● DATA SHOWN:
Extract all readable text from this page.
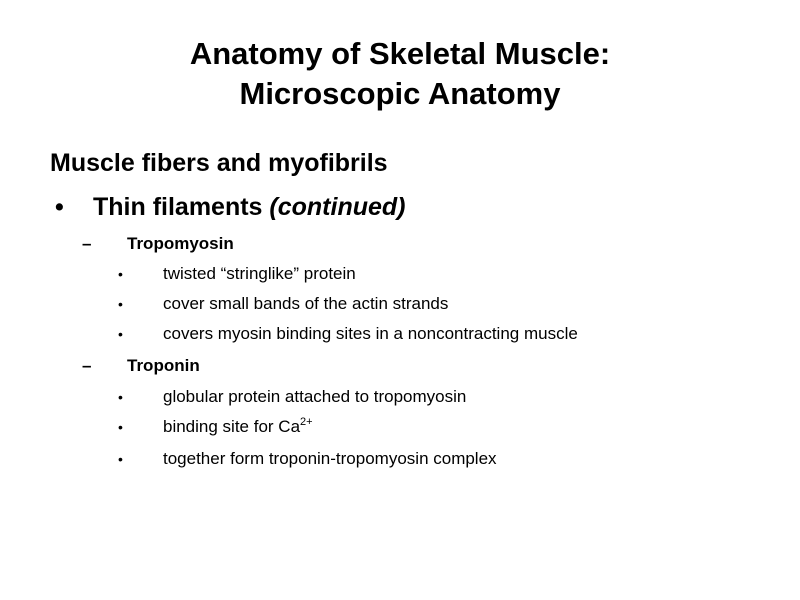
Anatomy of Skeletal Muscle:
Microscopic Anatomy
Muscle fibers and myofibrils
• Thin filaments (continued)
– Tropomyosin
• twisted “stringlike” protein
• cover small bands of the actin strands
• covers myosin binding sites in a noncontracting muscle
– Troponin
• globular protein attached to tropomyosin
• binding site for $Ca^{2+}$
• together form troponin-tropomyosin complex
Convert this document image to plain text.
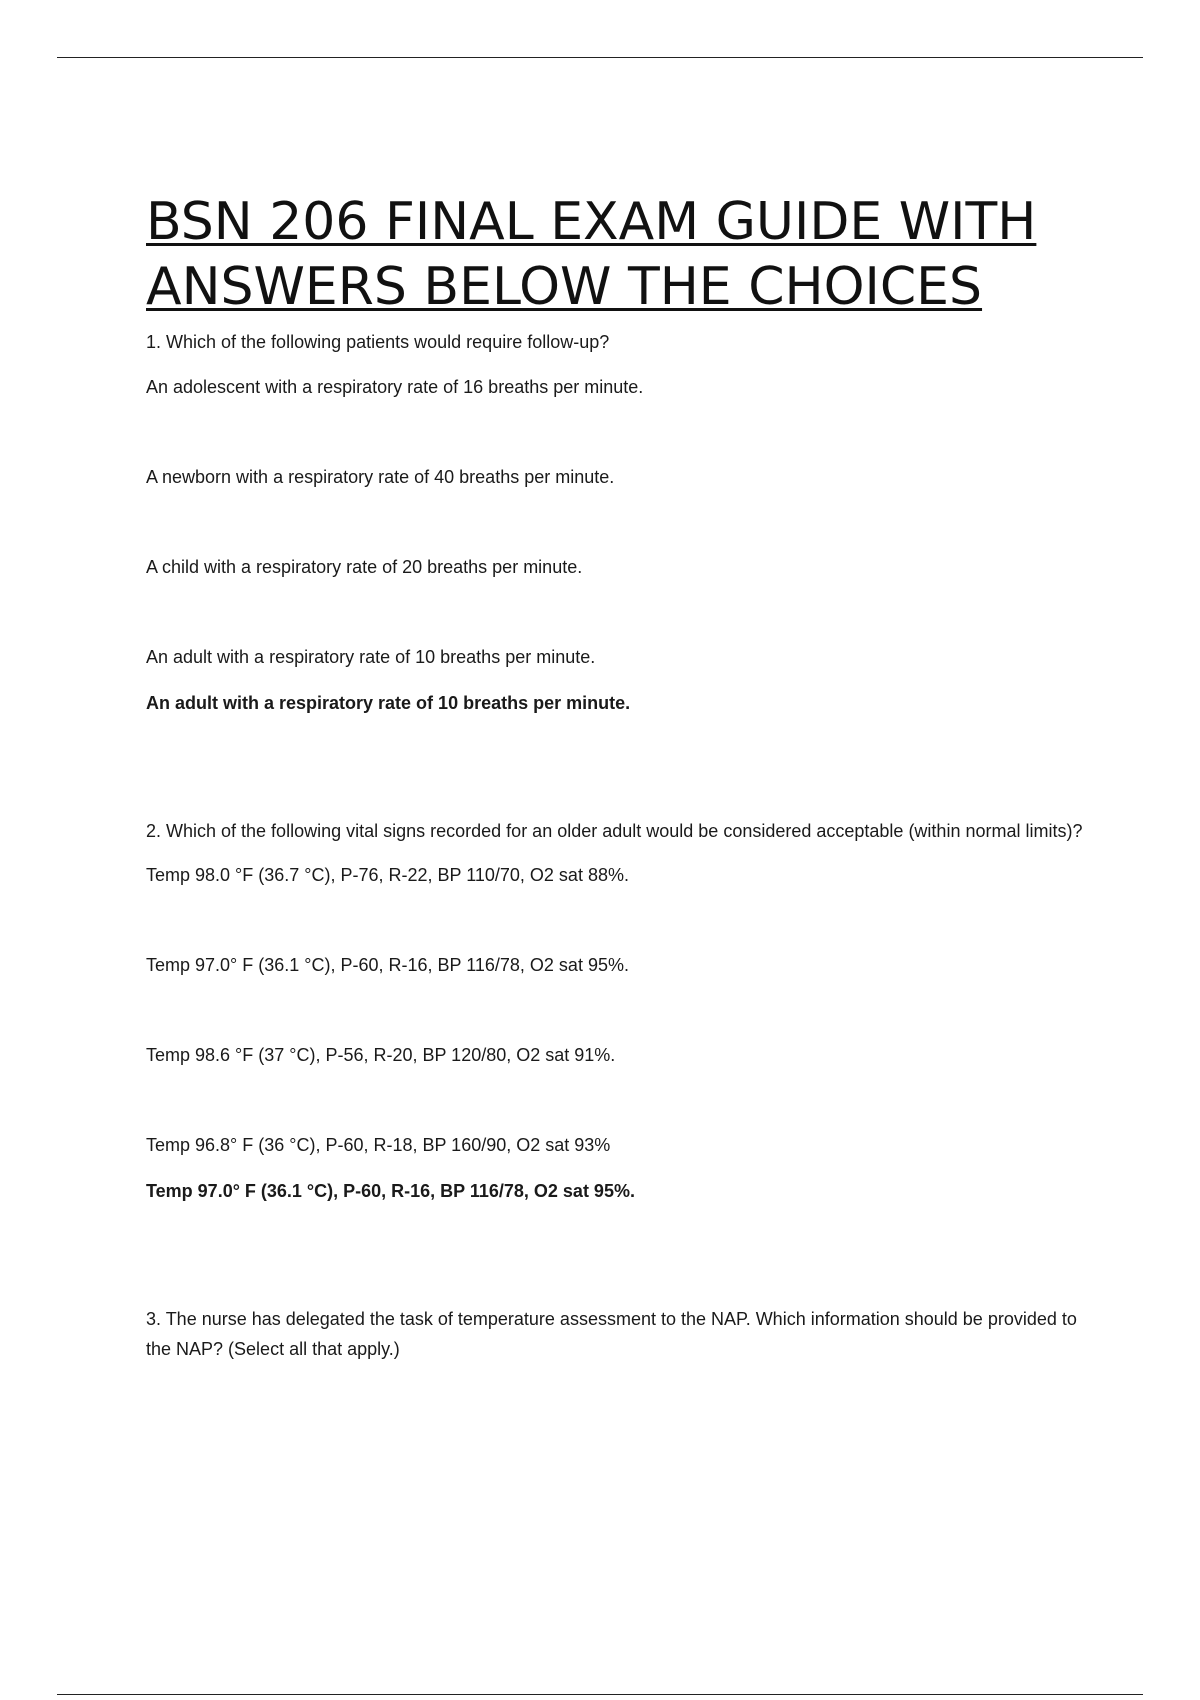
BSN 206 FINAL EXAM GUIDE WITH ANSWERS BELOW THE CHOICES

1. Which of the following patients would require follow-up?

An adolescent with a respiratory rate of 16 breaths per minute.

A newborn with a respiratory rate of 40 breaths per minute.

A child with a respiratory rate of 20 breaths per minute.

An adult with a respiratory rate of 10 breaths per minute.

An adult with a respiratory rate of 10 breaths per minute.

2. Which of the following vital signs recorded for an older adult would be considered acceptable (within normal limits)?

Temp 98.0 °F (36.7 °C), P-76, R-22, BP 110/70, O2 sat 88%.

Temp 97.0° F (36.1 °C), P-60, R-16, BP 116/78, O2 sat 95%.

Temp 98.6 °F (37 °C), P-56, R-20, BP 120/80, O2 sat 91%.

Temp 96.8° F (36 °C), P-60, R-18, BP 160/90, O2 sat 93%

Temp 97.0° F (36.1 °C), P-60, R-16, BP 116/78, O2 sat 95%.

3. The nurse has delegated the task of temperature assessment to the NAP. Which information should be provided to the NAP? (Select all that apply.)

● WHAT YOU ARE ASKED TO DO:
Looking at the material above, state the number of lines that contain the word "text". Give nothing but that number.

● WRITTEN RESPONSE:
2